DIRECTION - All lines featuring the string "coordinate" are to be listed.

EXCERPTED RECORDS -
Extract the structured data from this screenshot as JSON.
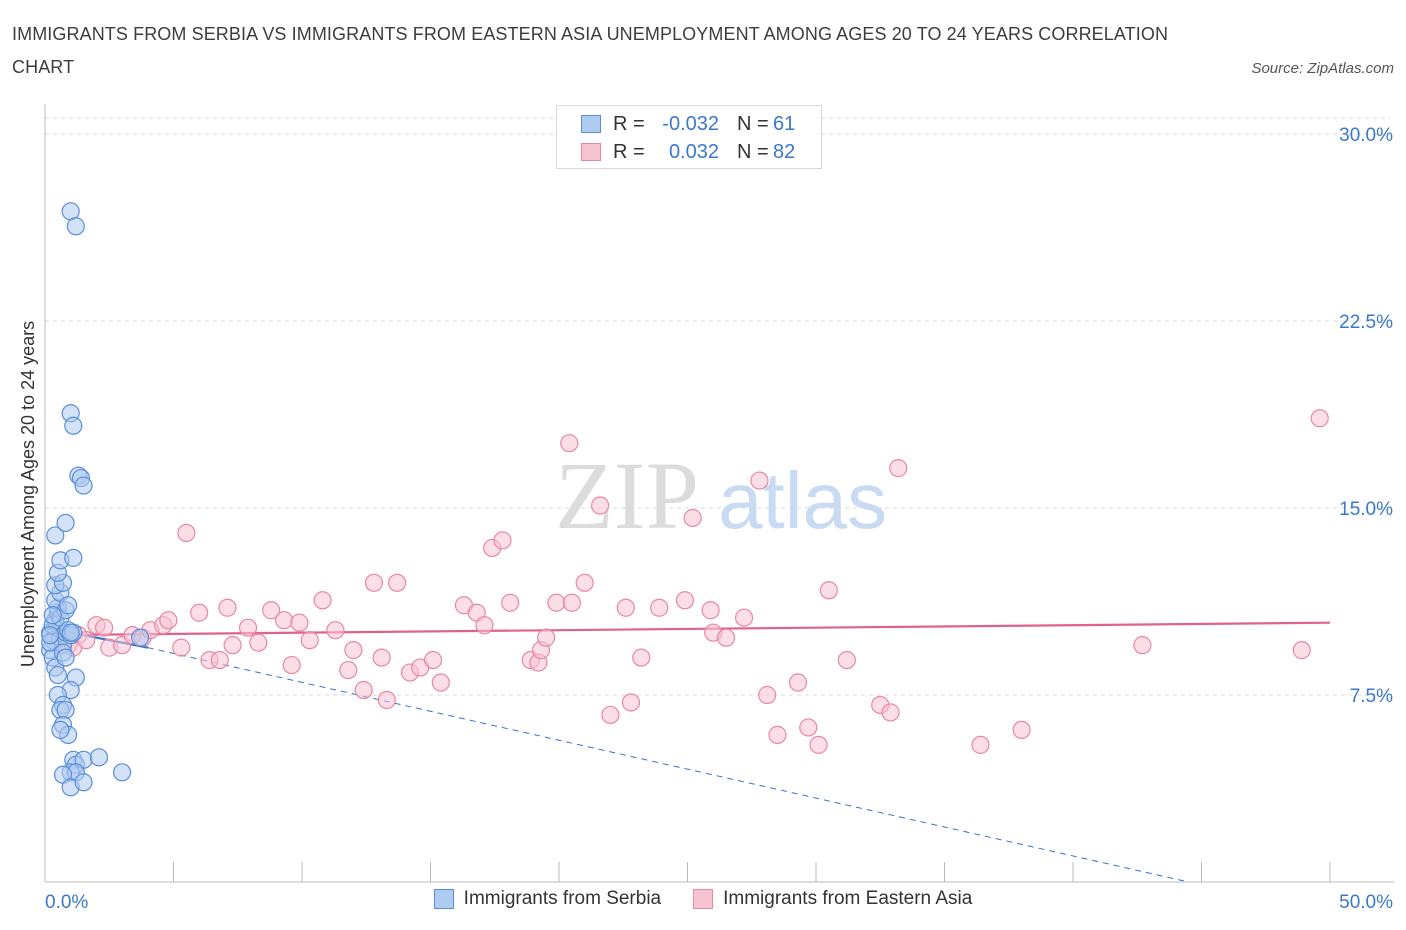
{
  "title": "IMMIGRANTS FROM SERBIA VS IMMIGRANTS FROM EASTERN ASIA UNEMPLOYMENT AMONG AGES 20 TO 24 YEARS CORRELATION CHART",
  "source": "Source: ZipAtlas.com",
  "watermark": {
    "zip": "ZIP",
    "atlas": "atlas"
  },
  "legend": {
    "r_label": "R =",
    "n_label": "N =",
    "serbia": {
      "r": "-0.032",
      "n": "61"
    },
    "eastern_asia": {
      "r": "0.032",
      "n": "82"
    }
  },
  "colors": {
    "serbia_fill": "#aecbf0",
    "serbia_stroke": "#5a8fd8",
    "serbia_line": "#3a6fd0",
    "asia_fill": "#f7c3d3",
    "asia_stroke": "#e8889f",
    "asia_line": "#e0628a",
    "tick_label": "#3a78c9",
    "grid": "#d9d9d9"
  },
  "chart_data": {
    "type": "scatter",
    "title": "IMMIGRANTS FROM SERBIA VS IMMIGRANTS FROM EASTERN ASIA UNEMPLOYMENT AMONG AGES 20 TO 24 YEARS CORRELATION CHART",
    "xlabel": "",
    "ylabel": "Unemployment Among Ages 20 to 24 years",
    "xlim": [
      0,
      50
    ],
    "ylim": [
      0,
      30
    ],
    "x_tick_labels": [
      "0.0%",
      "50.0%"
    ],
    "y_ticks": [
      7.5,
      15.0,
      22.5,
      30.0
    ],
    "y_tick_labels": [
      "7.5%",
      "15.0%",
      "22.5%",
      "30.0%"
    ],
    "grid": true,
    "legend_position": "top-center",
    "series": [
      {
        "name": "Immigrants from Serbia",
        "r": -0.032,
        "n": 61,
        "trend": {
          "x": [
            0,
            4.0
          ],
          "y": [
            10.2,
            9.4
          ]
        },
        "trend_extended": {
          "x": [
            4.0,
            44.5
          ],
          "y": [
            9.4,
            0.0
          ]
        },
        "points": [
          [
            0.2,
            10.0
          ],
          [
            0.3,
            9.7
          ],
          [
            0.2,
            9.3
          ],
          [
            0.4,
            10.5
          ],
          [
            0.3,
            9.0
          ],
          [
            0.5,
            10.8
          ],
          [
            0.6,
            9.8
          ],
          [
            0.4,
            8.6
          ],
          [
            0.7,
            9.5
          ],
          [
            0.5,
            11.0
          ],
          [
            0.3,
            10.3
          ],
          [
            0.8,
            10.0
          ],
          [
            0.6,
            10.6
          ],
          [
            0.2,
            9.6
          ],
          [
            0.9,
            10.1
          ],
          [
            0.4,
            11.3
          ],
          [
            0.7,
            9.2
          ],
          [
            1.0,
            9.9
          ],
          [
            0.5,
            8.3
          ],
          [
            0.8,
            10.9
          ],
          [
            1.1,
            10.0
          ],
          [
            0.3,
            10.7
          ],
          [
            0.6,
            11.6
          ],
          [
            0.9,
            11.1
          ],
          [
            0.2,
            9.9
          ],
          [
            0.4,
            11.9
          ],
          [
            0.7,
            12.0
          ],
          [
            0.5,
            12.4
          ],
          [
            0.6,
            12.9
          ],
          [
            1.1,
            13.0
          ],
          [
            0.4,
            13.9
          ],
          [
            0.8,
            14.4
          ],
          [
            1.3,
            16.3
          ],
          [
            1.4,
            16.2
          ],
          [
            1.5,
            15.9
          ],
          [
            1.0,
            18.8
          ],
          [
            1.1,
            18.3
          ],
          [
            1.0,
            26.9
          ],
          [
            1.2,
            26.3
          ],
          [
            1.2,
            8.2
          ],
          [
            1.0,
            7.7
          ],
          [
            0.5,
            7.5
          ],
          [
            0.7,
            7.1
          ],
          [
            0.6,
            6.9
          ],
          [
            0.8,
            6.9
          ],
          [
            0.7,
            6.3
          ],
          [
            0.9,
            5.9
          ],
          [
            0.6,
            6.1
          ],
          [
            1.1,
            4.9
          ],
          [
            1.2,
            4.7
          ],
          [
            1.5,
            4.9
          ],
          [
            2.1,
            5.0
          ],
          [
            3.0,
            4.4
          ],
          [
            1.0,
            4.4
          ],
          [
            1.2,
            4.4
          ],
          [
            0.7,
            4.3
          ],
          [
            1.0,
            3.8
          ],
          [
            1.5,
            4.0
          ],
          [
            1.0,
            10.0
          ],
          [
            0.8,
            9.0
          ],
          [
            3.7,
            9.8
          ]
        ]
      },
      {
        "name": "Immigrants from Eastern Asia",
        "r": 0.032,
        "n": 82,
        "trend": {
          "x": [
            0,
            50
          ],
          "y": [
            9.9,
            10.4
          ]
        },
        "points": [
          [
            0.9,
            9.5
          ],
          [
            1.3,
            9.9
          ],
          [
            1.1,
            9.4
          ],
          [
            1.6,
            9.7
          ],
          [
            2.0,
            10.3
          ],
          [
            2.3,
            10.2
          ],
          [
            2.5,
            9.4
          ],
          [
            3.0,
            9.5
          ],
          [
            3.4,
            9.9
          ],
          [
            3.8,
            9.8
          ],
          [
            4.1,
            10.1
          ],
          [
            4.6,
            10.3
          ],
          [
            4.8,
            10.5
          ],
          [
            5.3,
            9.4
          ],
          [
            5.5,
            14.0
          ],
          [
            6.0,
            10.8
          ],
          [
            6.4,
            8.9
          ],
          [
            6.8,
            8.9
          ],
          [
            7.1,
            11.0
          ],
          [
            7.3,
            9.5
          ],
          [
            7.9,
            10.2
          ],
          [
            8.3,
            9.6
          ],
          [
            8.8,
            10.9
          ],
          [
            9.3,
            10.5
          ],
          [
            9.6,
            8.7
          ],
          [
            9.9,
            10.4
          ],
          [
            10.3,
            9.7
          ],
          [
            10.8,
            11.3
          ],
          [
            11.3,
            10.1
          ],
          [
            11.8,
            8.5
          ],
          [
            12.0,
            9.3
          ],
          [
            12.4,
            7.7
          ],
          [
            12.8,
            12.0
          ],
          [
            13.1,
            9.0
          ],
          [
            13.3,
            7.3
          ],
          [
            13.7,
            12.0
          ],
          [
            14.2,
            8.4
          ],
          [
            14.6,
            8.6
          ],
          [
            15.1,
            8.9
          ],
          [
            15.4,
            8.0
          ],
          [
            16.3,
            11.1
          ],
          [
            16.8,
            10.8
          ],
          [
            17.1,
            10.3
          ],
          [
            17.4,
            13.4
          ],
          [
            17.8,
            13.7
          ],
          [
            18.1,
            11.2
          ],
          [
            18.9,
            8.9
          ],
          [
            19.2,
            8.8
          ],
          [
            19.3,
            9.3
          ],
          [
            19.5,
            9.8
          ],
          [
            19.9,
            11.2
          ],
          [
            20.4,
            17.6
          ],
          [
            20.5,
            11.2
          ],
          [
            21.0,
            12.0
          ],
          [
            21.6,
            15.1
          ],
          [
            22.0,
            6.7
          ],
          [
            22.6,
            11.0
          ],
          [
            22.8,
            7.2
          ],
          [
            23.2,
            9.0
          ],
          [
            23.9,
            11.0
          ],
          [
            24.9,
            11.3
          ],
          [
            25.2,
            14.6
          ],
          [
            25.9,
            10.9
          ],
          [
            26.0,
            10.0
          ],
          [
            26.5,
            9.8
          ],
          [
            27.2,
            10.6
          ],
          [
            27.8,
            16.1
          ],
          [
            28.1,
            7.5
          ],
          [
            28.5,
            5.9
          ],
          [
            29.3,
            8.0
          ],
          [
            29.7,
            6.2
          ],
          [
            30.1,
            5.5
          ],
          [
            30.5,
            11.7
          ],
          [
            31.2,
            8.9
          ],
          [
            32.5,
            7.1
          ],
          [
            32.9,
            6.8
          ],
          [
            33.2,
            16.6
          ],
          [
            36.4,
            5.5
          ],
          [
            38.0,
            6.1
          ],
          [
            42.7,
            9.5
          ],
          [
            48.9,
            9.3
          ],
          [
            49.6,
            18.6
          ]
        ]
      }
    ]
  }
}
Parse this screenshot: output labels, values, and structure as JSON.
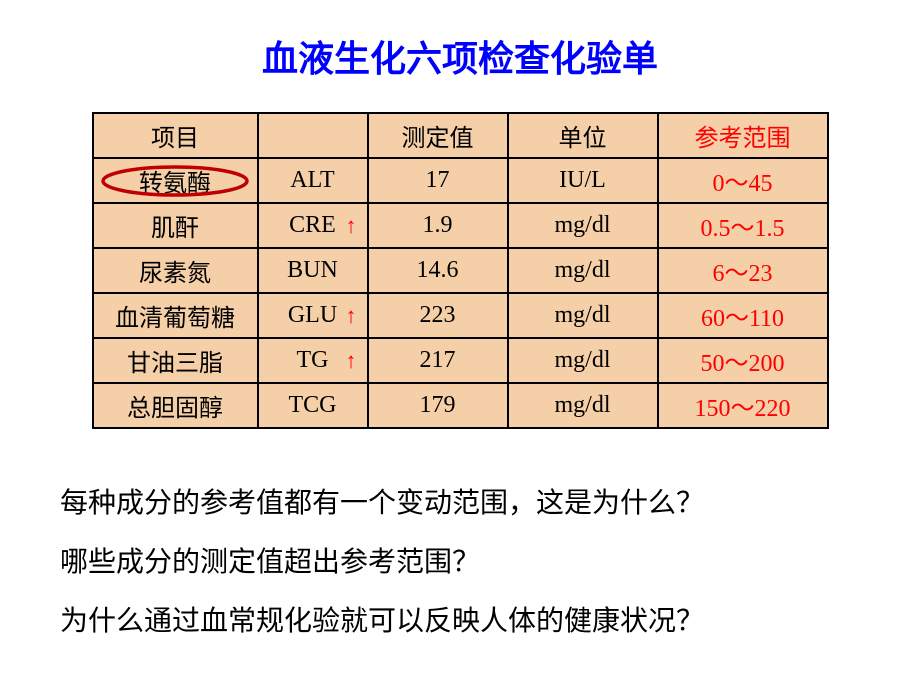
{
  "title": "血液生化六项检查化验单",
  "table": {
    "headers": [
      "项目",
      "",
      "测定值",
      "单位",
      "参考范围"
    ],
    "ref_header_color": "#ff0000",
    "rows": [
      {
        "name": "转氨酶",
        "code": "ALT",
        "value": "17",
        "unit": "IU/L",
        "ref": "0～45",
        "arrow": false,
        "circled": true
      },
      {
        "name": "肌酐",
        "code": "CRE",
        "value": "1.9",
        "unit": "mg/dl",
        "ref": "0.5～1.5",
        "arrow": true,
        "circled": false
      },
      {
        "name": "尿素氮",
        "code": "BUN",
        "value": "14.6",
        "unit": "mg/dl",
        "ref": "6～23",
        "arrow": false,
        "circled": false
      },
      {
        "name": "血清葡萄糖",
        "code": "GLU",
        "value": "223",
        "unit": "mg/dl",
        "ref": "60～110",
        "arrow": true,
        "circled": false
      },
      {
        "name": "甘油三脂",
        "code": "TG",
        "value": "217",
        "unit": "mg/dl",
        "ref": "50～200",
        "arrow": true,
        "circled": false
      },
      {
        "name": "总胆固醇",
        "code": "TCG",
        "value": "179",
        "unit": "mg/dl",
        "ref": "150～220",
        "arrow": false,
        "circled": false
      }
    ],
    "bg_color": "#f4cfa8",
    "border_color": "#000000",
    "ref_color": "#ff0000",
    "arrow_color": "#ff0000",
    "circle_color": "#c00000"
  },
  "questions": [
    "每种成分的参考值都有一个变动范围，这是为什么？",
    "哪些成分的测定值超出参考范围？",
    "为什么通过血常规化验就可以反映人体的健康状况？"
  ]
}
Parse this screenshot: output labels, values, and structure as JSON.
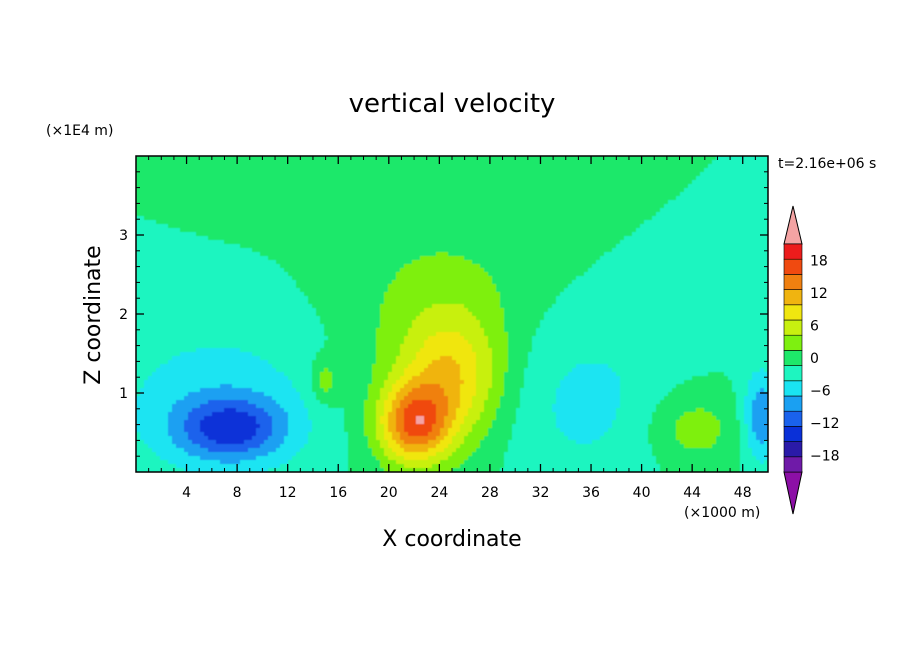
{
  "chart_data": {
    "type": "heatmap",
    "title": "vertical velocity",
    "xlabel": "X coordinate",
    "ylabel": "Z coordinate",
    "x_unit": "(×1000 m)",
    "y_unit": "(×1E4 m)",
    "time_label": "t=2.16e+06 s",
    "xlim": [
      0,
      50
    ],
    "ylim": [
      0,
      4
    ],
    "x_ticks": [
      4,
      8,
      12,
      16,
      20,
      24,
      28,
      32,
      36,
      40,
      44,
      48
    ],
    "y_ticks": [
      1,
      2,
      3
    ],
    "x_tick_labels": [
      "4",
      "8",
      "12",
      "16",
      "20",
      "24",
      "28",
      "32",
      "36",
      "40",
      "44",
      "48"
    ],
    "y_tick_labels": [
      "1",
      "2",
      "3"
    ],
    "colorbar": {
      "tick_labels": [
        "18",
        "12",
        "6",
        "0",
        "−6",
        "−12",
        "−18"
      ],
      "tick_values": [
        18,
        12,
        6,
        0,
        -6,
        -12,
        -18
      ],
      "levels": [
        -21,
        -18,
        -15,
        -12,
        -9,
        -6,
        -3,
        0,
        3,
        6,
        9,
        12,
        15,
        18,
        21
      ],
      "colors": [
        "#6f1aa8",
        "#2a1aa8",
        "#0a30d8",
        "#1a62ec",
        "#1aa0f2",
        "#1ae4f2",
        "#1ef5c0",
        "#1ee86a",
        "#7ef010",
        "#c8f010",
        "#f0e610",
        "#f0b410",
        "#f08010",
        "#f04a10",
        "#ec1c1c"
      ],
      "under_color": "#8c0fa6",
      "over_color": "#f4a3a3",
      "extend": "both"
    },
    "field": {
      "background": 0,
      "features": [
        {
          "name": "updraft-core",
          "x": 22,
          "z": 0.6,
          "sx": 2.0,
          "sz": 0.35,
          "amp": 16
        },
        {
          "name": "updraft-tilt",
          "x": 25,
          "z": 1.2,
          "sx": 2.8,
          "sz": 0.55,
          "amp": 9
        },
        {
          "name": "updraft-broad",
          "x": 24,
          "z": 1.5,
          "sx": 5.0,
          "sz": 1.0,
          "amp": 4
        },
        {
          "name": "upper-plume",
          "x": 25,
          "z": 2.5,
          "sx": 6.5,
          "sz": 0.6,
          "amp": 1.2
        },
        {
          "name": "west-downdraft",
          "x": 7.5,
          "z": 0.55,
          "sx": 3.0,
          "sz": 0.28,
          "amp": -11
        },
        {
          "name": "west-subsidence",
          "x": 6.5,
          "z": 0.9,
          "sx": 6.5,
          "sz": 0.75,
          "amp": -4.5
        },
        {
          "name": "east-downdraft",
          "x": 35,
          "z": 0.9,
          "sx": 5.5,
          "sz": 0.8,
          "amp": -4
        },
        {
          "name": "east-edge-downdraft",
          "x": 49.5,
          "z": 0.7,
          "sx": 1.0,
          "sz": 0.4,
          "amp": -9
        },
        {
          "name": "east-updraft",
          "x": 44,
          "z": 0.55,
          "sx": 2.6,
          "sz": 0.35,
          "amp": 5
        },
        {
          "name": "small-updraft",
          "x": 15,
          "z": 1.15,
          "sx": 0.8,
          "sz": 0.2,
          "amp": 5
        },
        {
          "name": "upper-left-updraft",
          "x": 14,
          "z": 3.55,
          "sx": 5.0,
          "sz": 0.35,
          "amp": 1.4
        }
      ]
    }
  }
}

CORRECT ANSWER -
    "xlabel": "X coordinate",
    "ylabel": "Z coordinate",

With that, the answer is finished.